*CHALLENGE*.
Reproduce the full listing below unchanged, apart from the pictures.

Entries with figure data
□ □ □ □ □

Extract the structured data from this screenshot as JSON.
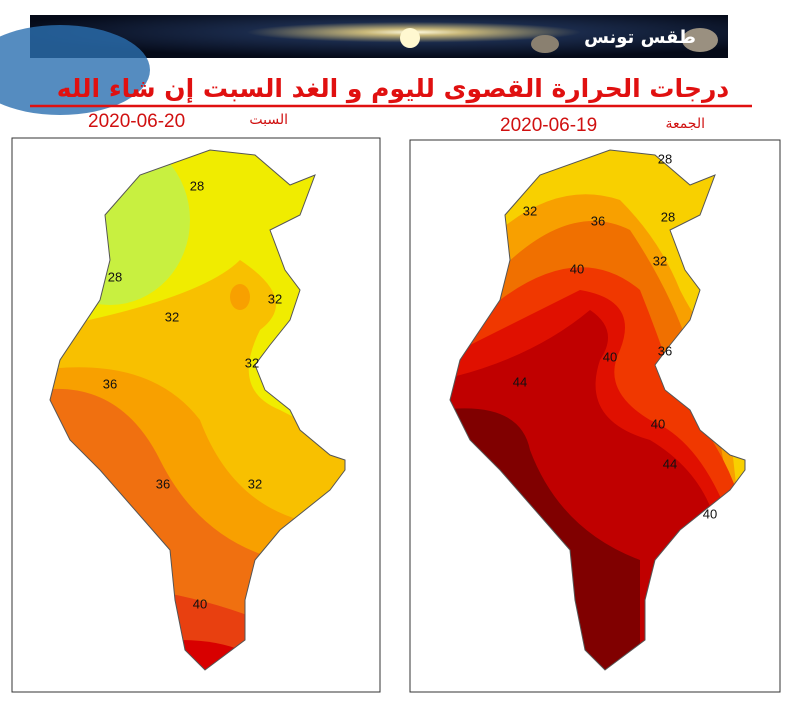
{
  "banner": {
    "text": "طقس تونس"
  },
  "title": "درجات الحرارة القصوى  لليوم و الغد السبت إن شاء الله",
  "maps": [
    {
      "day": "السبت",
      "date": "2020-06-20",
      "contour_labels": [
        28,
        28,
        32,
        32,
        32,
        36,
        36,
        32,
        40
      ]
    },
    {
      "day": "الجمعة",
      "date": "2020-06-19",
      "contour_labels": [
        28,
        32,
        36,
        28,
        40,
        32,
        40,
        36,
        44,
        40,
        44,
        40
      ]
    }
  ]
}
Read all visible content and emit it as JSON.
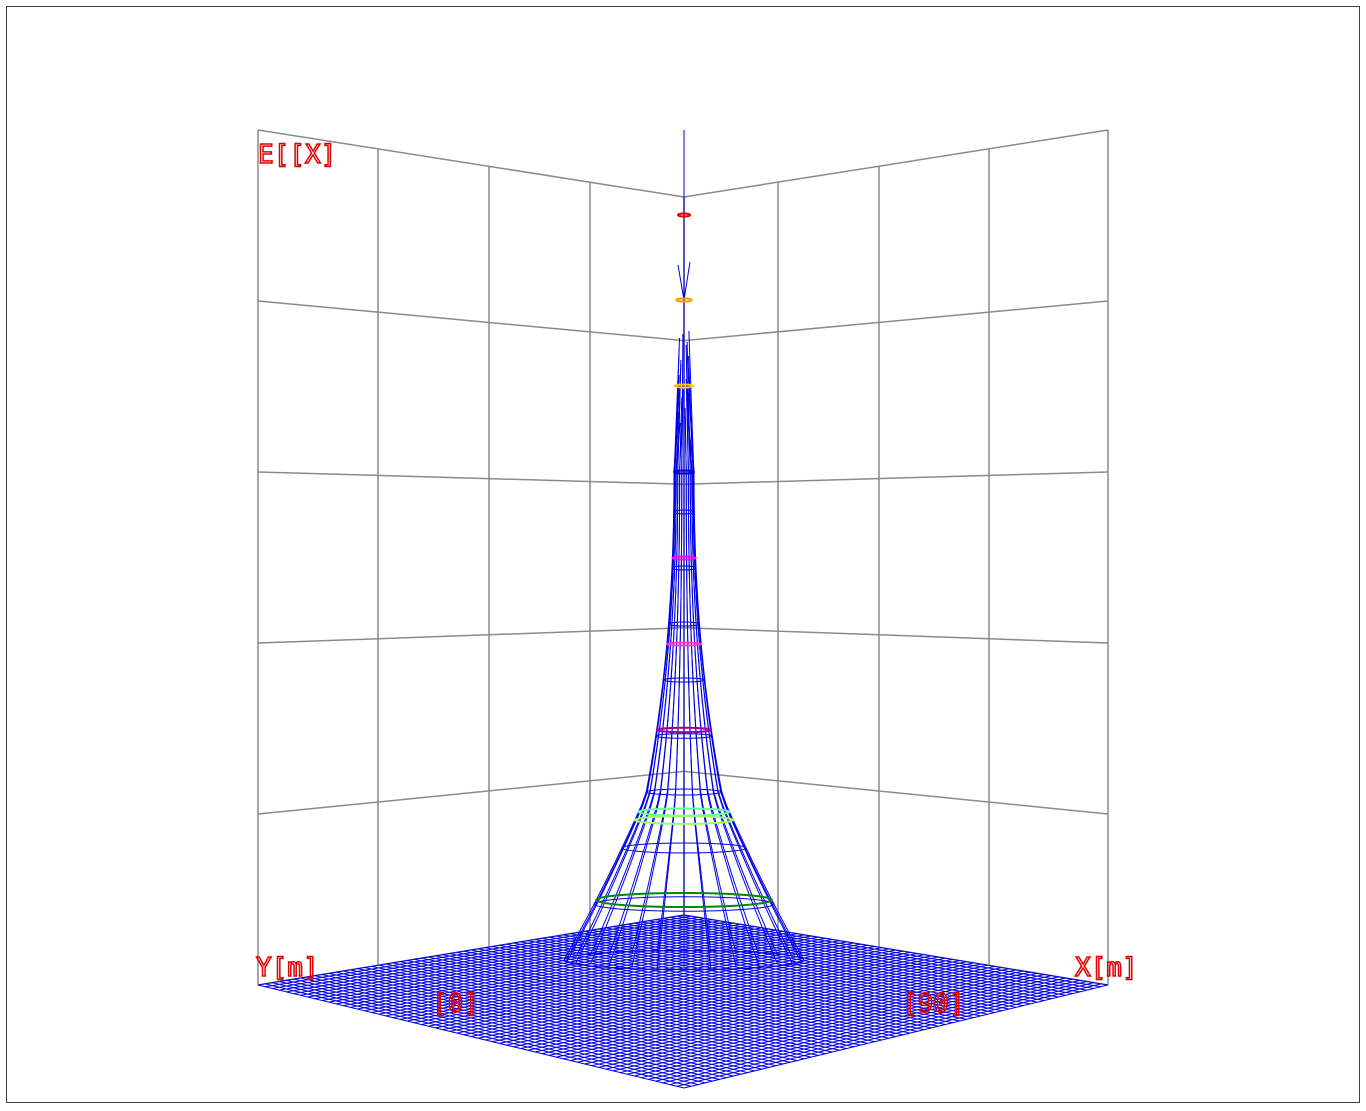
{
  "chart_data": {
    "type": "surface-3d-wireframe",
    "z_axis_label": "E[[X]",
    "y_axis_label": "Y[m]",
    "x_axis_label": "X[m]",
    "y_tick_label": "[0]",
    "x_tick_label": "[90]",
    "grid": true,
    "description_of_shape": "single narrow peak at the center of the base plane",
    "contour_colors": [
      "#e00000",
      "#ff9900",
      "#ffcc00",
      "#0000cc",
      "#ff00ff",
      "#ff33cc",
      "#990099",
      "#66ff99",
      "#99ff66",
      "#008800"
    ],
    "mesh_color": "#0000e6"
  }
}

□ □ □ □ □

*RIGHT ANSWER*.
Extract the structured data from this screenshot as JSON.
{
  "banner": {
    "text": "طقس تونس"
  },
  "title": "درجات الحرارة القصوى  لليوم و الغد السبت إن شاء الله",
  "maps": [
    {
      "day": "السبت",
      "date": "2020-06-20",
      "contour_labels": [
        28,
        28,
        32,
        32,
        32,
        36,
        36,
        32,
        40
      ]
    },
    {
      "day": "الجمعة",
      "date": "2020-06-19",
      "contour_labels": [
        28,
        32,
        36,
        28,
        40,
        32,
        40,
        36,
        44,
        40,
        44,
        40
      ]
    }
  ]
}
Read all visible content and emit it as JSON.
{
  "chart_data": {
    "type": "surface-3d-wireframe",
    "z_axis_label": "E[[X]",
    "y_axis_label": "Y[m]",
    "x_axis_label": "X[m]",
    "y_tick_label": "[0]",
    "x_tick_label": "[90]",
    "grid": true,
    "description_of_shape": "single narrow peak at the center of the base plane",
    "contour_colors": [
      "#e00000",
      "#ff9900",
      "#ffcc00",
      "#0000cc",
      "#ff00ff",
      "#ff33cc",
      "#990099",
      "#66ff99",
      "#99ff66",
      "#008800"
    ],
    "mesh_color": "#0000e6"
  }
}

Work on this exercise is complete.